◆ **Your goal**
Identify all lines of the data containing the string "байна" and copy them.
— START Provided records —
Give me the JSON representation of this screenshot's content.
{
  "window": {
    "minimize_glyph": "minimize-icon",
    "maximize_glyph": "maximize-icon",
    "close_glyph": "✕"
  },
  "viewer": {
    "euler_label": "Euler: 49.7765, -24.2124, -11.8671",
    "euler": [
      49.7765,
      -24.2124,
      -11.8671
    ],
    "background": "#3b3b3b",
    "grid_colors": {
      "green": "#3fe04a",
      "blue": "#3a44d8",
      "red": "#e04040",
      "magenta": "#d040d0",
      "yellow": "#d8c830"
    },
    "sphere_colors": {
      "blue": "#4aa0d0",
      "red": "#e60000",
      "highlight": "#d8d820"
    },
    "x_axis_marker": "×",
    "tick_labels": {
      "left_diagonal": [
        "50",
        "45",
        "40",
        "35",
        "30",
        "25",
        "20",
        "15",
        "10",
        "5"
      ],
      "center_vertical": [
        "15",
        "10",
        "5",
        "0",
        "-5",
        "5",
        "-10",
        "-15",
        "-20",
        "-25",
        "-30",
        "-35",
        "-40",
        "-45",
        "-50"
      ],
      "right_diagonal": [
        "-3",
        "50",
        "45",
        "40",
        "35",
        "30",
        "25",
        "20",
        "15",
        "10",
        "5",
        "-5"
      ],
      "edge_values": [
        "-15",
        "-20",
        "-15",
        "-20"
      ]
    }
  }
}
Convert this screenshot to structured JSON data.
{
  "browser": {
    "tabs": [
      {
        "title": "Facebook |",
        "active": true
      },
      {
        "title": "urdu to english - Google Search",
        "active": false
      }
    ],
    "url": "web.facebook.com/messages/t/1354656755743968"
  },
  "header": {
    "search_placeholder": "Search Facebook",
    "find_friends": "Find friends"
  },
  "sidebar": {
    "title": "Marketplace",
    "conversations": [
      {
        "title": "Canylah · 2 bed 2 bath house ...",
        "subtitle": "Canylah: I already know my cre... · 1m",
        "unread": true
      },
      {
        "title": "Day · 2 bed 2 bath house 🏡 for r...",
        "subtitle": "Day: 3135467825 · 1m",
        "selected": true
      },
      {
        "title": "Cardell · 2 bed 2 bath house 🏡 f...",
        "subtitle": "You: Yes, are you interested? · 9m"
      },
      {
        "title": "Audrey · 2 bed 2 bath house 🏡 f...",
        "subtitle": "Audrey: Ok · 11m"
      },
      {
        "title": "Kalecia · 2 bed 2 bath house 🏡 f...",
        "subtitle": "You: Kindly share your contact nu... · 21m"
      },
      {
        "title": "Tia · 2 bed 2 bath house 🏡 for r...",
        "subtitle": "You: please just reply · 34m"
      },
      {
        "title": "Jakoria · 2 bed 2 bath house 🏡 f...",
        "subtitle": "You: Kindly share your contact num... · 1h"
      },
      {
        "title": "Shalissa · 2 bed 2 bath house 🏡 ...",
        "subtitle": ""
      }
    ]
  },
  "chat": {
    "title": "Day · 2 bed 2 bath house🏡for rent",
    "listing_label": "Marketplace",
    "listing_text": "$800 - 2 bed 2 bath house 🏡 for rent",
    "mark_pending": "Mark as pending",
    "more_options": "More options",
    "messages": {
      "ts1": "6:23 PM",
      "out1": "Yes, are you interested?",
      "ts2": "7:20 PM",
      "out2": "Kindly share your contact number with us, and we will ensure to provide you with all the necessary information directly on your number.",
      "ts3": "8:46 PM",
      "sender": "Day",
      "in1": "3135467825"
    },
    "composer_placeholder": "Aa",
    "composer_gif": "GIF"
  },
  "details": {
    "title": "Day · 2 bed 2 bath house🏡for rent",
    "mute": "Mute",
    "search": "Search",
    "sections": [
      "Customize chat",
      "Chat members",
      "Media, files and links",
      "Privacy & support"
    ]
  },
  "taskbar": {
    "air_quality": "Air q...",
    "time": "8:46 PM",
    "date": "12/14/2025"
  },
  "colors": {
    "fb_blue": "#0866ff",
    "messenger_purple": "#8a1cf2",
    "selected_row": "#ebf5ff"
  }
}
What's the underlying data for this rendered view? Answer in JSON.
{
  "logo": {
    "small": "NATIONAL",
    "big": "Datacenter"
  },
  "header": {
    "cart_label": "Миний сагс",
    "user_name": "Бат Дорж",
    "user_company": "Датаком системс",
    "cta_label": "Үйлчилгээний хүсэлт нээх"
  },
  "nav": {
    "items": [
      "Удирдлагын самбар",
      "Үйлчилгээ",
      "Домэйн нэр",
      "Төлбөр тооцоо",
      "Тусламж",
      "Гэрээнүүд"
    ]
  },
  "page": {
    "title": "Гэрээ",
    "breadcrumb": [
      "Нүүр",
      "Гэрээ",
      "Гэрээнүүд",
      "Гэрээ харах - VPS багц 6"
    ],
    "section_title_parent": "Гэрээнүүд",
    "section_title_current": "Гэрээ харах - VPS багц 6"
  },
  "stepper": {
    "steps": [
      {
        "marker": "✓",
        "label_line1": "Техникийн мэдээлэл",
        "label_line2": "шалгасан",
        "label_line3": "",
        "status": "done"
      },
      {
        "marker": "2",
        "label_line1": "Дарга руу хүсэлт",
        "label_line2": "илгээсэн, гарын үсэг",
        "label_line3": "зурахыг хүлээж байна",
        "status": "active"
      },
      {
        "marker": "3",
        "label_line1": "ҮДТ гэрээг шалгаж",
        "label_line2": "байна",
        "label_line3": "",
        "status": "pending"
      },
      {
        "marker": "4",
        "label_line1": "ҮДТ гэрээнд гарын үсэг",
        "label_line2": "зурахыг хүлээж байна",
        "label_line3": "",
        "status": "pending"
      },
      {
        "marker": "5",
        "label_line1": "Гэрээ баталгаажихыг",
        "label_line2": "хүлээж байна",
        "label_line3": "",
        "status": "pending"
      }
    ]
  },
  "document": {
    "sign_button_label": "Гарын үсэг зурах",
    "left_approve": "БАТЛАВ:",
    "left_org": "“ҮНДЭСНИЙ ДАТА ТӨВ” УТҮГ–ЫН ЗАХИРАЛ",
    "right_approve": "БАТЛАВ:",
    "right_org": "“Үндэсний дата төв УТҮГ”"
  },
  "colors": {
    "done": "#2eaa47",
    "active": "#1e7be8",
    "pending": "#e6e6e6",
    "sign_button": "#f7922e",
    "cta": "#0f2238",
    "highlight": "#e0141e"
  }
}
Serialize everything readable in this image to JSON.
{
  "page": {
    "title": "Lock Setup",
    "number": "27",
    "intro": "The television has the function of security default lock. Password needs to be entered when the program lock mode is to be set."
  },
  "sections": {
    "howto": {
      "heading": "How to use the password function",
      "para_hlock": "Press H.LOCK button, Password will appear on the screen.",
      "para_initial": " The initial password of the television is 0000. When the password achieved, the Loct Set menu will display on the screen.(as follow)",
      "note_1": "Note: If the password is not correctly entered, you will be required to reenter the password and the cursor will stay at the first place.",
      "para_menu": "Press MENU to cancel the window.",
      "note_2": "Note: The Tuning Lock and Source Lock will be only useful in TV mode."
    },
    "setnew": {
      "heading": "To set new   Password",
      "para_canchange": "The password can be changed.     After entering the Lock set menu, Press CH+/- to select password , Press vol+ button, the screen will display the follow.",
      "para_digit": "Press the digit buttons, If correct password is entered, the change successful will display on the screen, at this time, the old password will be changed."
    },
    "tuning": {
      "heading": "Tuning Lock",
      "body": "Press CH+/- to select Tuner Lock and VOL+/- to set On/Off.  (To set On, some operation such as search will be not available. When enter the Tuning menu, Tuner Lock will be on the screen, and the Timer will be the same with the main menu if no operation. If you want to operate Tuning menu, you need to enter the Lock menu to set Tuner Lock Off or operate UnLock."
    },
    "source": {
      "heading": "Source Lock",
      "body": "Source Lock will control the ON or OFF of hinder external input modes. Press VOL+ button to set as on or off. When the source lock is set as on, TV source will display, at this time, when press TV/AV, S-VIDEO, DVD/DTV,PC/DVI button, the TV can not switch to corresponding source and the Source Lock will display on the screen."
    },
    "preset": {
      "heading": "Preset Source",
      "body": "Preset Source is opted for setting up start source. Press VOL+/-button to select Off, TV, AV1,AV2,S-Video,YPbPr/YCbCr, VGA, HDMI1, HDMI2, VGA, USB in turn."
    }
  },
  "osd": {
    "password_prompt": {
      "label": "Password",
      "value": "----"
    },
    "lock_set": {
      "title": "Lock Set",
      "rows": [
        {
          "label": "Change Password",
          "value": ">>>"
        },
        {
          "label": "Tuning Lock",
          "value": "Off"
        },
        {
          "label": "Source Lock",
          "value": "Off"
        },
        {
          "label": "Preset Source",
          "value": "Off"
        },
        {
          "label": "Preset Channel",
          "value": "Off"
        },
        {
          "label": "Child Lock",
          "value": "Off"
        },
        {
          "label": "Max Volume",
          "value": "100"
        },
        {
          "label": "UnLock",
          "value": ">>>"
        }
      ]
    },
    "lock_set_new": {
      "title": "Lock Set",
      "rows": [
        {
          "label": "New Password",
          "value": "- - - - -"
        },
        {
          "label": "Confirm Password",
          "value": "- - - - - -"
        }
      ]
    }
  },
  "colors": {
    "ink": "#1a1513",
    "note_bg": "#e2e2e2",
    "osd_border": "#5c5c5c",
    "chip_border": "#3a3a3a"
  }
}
— END Provided records —
◆ **Answer below**
        "label_line3": "зурахыг хүлээж байна",
        "label_line2": "байна",
        "label_line2": "зурахыг хүлээж байна",
        "label_line2": "хүлээж байна",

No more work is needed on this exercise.